Data entries:
** start **
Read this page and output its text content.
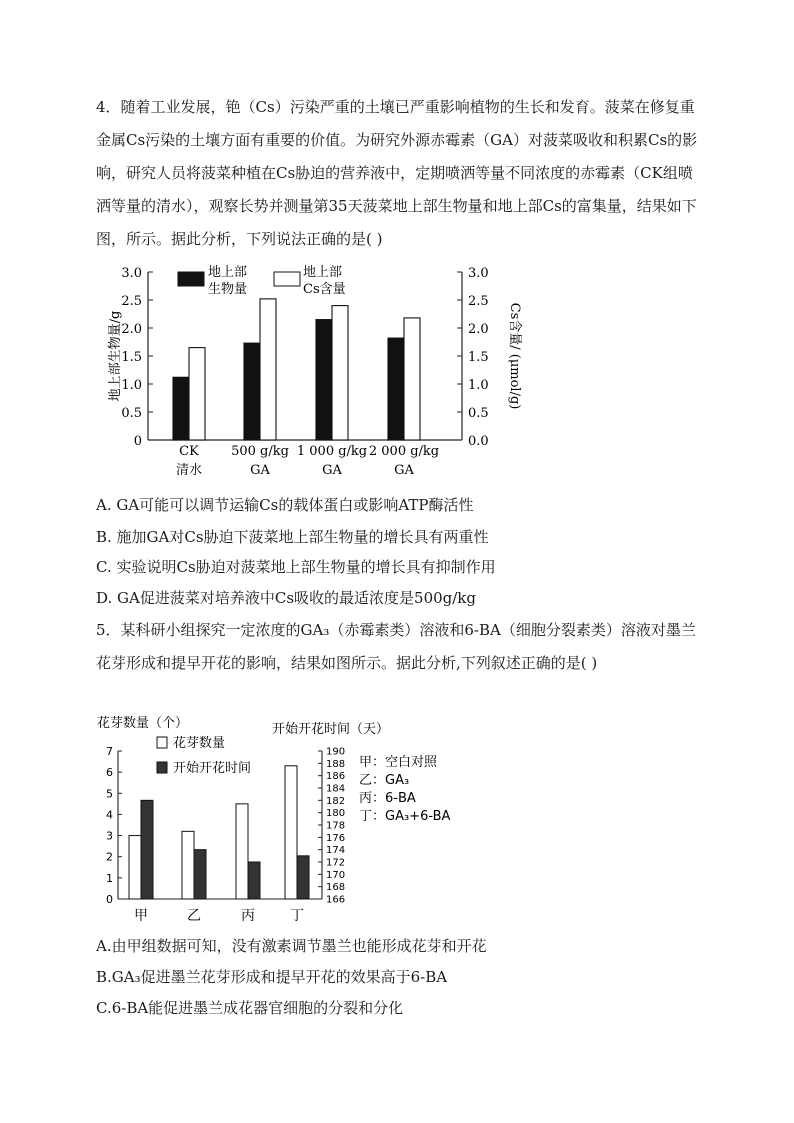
4．随着工业发展，铯（Cs）污染严重的土壤已严重影响植物的生长和发育。菠菜在修复重金属Cs污染的土壤方面有重要的价值。为研究外源赤霉素（GA）对菠菜吸收和积累Cs的影响，研究人员将菠菜种植在Cs胁迫的营养液中，定期喷洒等量不同浓度的赤霉素（CK组喷洒等量的清水），观察长势并测量第35天菠菜地上部生物量和地上部Cs的富集量，结果如下图，所示。据此分析，下列说法正确的是( )

0
0.5
1.0
1.5
2.0
2.5
3.0
0.0
0.5
1.0
1.5
2.0
2.5
3.0
地上部生物量/g	Cs含量/ (μmol/g)
CK
清水
500 g/kg
GA
1 000 g/kg
GA
2 000 g/kg
GA
地上部
生物量
地上部
Cs含量

A. GA可能可以调节运输Cs的载体蛋白或影响ATP酶活性

B. 施加GA对Cs胁迫下菠菜地上部生物量的增长具有两重性

C. 实验说明Cs胁迫对菠菜地上部生物量的增长具有抑制作用

D. GA促进菠菜对培养液中Cs吸收的最适浓度是500g/kg

5．某科研小组探究一定浓度的GA₃（赤霉素类）溶液和6-BA（细胞分裂素类）溶液对墨兰花芽形成和提早开花的影响，结果如图所示。据此分析,下列叙述正确的是( )

0
1
2
3
4
5
6
7
166
168
170
172
174
176
178
180
182
184
186
188
190
花芽数量（个）	开始开花时间（天）
甲	乙	丙	丁
花芽数量
开始开花时间	甲：空白对照
乙：GA₃
丙：6-BA
丁：GA₃+6-BA

A.由甲组数据可知，没有激素调节墨兰也能形成花芽和开花

B.GA₃促进墨兰花芽形成和提早开花的效果高于6-BA

C.6-BA能促进墨兰成花器官细胞的分裂和分化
** end **
What is needed :: Quote each line of the listing exactly, but leave the pictures out.

Reply ::
Read this page and output its text content.
4．随着工业发展，铯（Cs）污染严重的土壤已严重影响植物的生长和发育。菠菜在修复重金属Cs污染的土壤方面有重要的价值。为研究外源赤霉素（GA）对菠菜吸收和积累Cs的影响，研究人员将菠菜种植在Cs胁迫的营养液中，定期喷洒等量不同浓度的赤霉素（CK组喷洒等量的清水），观察长势并测量第35天菠菜地上部生物量和地上部Cs的富集量，结果如下图，所示。据此分析，下列说法正确的是( )

0
0.5
1.0
1.5
2.0
2.5
3.0
0.0
0.5
1.0
1.5
2.0
2.5
3.0
地上部生物量/g	Cs含量/ (μmol/g)
CK
清水
500 g/kg
GA
1 000 g/kg
GA
2 000 g/kg
GA
地上部
生物量
地上部
Cs含量

A. GA可能可以调节运输Cs的载体蛋白或影响ATP酶活性

B. 施加GA对Cs胁迫下菠菜地上部生物量的增长具有两重性

C. 实验说明Cs胁迫对菠菜地上部生物量的增长具有抑制作用

D. GA促进菠菜对培养液中Cs吸收的最适浓度是500g/kg

5．某科研小组探究一定浓度的GA₃（赤霉素类）溶液和6-BA（细胞分裂素类）溶液对墨兰花芽形成和提早开花的影响，结果如图所示。据此分析,下列叙述正确的是( )

0
1
2
3
4
5
6
7
166
168
170
172
174
176
178
180
182
184
186
188
190
花芽数量（个）	开始开花时间（天）
甲	乙	丙	丁
花芽数量
开始开花时间	甲：空白对照
乙：GA₃
丙：6-BA
丁：GA₃+6-BA

A.由甲组数据可知，没有激素调节墨兰也能形成花芽和开花

B.GA₃促进墨兰花芽形成和提早开花的效果高于6-BA

C.6-BA能促进墨兰成花器官细胞的分裂和分化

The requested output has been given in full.